Data for the task

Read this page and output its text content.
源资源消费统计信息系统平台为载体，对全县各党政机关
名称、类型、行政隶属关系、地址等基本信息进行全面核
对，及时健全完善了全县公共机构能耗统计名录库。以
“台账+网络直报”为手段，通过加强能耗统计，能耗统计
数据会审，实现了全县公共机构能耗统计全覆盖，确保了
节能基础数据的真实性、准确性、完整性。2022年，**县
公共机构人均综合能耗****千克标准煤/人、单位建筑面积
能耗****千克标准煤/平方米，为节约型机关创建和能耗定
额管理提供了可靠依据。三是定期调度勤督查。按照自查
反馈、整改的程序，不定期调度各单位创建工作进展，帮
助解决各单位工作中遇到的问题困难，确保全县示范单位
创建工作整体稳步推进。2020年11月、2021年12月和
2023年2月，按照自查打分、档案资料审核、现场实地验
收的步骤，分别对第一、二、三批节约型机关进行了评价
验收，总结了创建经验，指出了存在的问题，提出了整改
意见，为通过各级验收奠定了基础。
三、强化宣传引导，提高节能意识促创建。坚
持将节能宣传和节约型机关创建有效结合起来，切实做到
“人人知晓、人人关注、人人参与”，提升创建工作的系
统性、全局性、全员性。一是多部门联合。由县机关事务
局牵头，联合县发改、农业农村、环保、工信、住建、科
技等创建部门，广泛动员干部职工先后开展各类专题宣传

Instructions for the task
Reproduce each line verbatim.

Full response
Read this page and output its text content.
源资源消费统计信息系统平台为载体，对全县各党政机关
名称、类型、行政隶属关系、地址等基本信息进行全面核
对，及时健全完善了全县公共机构能耗统计名录库。以
“台账+网络直报”为手段，通过加强能耗统计，能耗统计
数据会审，实现了全县公共机构能耗统计全覆盖，确保了
节能基础数据的真实性、准确性、完整性。2022年，**县
公共机构人均综合能耗****千克标准煤/人、单位建筑面积
能耗****千克标准煤/平方米，为节约型机关创建和能耗定
额管理提供了可靠依据。三是定期调度勤督查。按照自查
反馈、整改的程序，不定期调度各单位创建工作进展，帮
助解决各单位工作中遇到的问题困难，确保全县示范单位
创建工作整体稳步推进。2020年11月、2021年12月和
2023年2月，按照自查打分、档案资料审核、现场实地验
收的步骤，分别对第一、二、三批节约型机关进行了评价
验收，总结了创建经验，指出了存在的问题，提出了整改
意见，为通过各级验收奠定了基础。
三、强化宣传引导，提高节能意识促创建。坚
持将节能宣传和节约型机关创建有效结合起来，切实做到
“人人知晓、人人关注、人人参与”，提升创建工作的系
统性、全局性、全员性。一是多部门联合。由县机关事务
局牵头，联合县发改、农业农村、环保、工信、住建、科
技等创建部门，广泛动员干部职工先后开展各类专题宣传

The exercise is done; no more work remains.